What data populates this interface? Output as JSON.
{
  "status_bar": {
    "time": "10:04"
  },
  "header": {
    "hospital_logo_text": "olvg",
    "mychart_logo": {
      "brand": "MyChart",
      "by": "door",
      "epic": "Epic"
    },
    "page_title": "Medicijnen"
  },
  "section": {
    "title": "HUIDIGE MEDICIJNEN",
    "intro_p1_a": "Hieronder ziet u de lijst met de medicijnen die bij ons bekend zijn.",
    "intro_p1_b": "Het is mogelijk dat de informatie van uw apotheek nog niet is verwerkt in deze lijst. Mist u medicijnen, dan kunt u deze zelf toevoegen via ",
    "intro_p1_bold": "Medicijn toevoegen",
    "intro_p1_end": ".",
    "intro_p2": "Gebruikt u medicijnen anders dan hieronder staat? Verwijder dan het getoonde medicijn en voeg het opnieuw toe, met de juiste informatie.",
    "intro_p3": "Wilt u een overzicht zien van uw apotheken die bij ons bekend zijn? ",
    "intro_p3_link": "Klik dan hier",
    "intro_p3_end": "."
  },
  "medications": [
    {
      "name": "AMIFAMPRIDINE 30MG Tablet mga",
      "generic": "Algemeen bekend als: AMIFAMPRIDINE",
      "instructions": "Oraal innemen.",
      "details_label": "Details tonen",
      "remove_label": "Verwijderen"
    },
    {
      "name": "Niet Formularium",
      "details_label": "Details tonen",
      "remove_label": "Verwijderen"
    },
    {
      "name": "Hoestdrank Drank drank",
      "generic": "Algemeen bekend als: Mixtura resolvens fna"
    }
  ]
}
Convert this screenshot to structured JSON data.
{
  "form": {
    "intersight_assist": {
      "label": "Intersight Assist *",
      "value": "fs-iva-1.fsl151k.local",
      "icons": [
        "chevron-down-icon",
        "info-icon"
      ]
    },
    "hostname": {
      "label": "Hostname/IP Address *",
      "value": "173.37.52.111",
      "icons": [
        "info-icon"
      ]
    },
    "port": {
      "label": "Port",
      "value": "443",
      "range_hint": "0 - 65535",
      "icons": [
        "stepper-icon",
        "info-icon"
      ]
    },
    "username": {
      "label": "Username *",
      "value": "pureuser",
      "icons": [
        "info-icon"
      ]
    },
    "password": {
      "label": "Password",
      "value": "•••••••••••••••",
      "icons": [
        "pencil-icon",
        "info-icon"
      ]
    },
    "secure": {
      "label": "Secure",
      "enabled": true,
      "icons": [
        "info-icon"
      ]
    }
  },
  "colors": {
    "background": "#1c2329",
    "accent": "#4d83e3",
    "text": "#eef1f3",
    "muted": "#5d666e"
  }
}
---*---
Required work
Copy all the entries verbatim.

Output of the task
What data populates this interface? Output as JSON.
{
  "status_bar": {
    "time": "10:04"
  },
  "header": {
    "hospital_logo_text": "olvg",
    "mychart_logo": {
      "brand": "MyChart",
      "by": "door",
      "epic": "Epic"
    },
    "page_title": "Medicijnen"
  },
  "section": {
    "title": "HUIDIGE MEDICIJNEN",
    "intro_p1_a": "Hieronder ziet u de lijst met de medicijnen die bij ons bekend zijn.",
    "intro_p1_b": "Het is mogelijk dat de informatie van uw apotheek nog niet is verwerkt in deze lijst. Mist u medicijnen, dan kunt u deze zelf toevoegen via ",
    "intro_p1_bold": "Medicijn toevoegen",
    "intro_p1_end": ".",
    "intro_p2": "Gebruikt u medicijnen anders dan hieronder staat? Verwijder dan het getoonde medicijn en voeg het opnieuw toe, met de juiste informatie.",
    "intro_p3": "Wilt u een overzicht zien van uw apotheken die bij ons bekend zijn? ",
    "intro_p3_link": "Klik dan hier",
    "intro_p3_end": "."
  },
  "medications": [
    {
      "name": "AMIFAMPRIDINE 30MG Tablet mga",
      "generic": "Algemeen bekend als: AMIFAMPRIDINE",
      "instructions": "Oraal innemen.",
      "details_label": "Details tonen",
      "remove_label": "Verwijderen"
    },
    {
      "name": "Niet Formularium",
      "details_label": "Details tonen",
      "remove_label": "Verwijderen"
    },
    {
      "name": "Hoestdrank Drank drank",
      "generic": "Algemeen bekend als: Mixtura resolvens fna"
    }
  ]
}
Convert this screenshot to structured JSON data.
{
  "form": {
    "intersight_assist": {
      "label": "Intersight Assist *",
      "value": "fs-iva-1.fsl151k.local",
      "icons": [
        "chevron-down-icon",
        "info-icon"
      ]
    },
    "hostname": {
      "label": "Hostname/IP Address *",
      "value": "173.37.52.111",
      "icons": [
        "info-icon"
      ]
    },
    "port": {
      "label": "Port",
      "value": "443",
      "range_hint": "0 - 65535",
      "icons": [
        "stepper-icon",
        "info-icon"
      ]
    },
    "username": {
      "label": "Username *",
      "value": "pureuser",
      "icons": [
        "info-icon"
      ]
    },
    "password": {
      "label": "Password",
      "value": "•••••••••••••••",
      "icons": [
        "pencil-icon",
        "info-icon"
      ]
    },
    "secure": {
      "label": "Secure",
      "enabled": true,
      "icons": [
        "info-icon"
      ]
    }
  },
  "colors": {
    "background": "#1c2329",
    "accent": "#4d83e3",
    "text": "#eef1f3",
    "muted": "#5d666e"
  }
}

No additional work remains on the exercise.